WHAT YOU NEED TO DO:
Copy every entry precisely.

Stored data entries:
* start *

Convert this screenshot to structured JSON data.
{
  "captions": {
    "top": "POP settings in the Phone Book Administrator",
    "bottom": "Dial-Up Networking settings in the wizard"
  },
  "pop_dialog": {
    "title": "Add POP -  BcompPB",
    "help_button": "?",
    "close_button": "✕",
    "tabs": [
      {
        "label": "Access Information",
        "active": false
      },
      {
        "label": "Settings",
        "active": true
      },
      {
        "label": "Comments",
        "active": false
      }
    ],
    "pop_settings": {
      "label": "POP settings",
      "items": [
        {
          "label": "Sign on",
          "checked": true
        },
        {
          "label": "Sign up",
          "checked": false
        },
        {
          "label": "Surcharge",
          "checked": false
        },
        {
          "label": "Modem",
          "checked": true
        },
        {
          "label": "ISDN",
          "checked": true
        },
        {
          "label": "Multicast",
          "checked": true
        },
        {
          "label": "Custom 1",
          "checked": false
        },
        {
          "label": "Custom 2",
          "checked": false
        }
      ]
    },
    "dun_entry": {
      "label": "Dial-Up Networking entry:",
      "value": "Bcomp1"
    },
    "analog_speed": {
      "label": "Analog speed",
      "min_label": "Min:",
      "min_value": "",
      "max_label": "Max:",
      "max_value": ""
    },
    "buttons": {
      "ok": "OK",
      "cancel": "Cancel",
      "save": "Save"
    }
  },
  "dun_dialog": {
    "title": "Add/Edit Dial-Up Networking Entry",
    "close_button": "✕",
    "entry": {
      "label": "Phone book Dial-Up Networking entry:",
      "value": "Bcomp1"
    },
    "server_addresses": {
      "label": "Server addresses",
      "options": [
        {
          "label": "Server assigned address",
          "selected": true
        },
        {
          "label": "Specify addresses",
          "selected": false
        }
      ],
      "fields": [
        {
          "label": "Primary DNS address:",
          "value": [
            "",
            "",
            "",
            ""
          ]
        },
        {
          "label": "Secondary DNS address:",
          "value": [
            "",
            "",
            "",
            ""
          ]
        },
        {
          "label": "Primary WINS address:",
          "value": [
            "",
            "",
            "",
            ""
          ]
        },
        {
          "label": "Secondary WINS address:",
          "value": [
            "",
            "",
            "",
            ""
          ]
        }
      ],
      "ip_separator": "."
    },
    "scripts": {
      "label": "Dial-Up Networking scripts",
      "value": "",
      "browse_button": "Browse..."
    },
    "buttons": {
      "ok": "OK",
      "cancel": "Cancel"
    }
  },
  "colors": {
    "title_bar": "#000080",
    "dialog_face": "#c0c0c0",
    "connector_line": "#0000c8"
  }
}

* end *

RESULT BELOW:
Convert this screenshot to structured JSON data.
{
  "captions": {
    "top": "POP settings in the Phone Book Administrator",
    "bottom": "Dial-Up Networking settings in the wizard"
  },
  "pop_dialog": {
    "title": "Add POP -  BcompPB",
    "help_button": "?",
    "close_button": "✕",
    "tabs": [
      {
        "label": "Access Information",
        "active": false
      },
      {
        "label": "Settings",
        "active": true
      },
      {
        "label": "Comments",
        "active": false
      }
    ],
    "pop_settings": {
      "label": "POP settings",
      "items": [
        {
          "label": "Sign on",
          "checked": true
        },
        {
          "label": "Sign up",
          "checked": false
        },
        {
          "label": "Surcharge",
          "checked": false
        },
        {
          "label": "Modem",
          "checked": true
        },
        {
          "label": "ISDN",
          "checked": true
        },
        {
          "label": "Multicast",
          "checked": true
        },
        {
          "label": "Custom 1",
          "checked": false
        },
        {
          "label": "Custom 2",
          "checked": false
        }
      ]
    },
    "dun_entry": {
      "label": "Dial-Up Networking entry:",
      "value": "Bcomp1"
    },
    "analog_speed": {
      "label": "Analog speed",
      "min_label": "Min:",
      "min_value": "",
      "max_label": "Max:",
      "max_value": ""
    },
    "buttons": {
      "ok": "OK",
      "cancel": "Cancel",
      "save": "Save"
    }
  },
  "dun_dialog": {
    "title": "Add/Edit Dial-Up Networking Entry",
    "close_button": "✕",
    "entry": {
      "label": "Phone book Dial-Up Networking entry:",
      "value": "Bcomp1"
    },
    "server_addresses": {
      "label": "Server addresses",
      "options": [
        {
          "label": "Server assigned address",
          "selected": true
        },
        {
          "label": "Specify addresses",
          "selected": false
        }
      ],
      "fields": [
        {
          "label": "Primary DNS address:",
          "value": [
            "",
            "",
            "",
            ""
          ]
        },
        {
          "label": "Secondary DNS address:",
          "value": [
            "",
            "",
            "",
            ""
          ]
        },
        {
          "label": "Primary WINS address:",
          "value": [
            "",
            "",
            "",
            ""
          ]
        },
        {
          "label": "Secondary WINS address:",
          "value": [
            "",
            "",
            "",
            ""
          ]
        }
      ],
      "ip_separator": "."
    },
    "scripts": {
      "label": "Dial-Up Networking scripts",
      "value": "",
      "browse_button": "Browse..."
    },
    "buttons": {
      "ok": "OK",
      "cancel": "Cancel"
    }
  },
  "colors": {
    "title_bar": "#000080",
    "dialog_face": "#c0c0c0",
    "connector_line": "#0000c8"
  }
}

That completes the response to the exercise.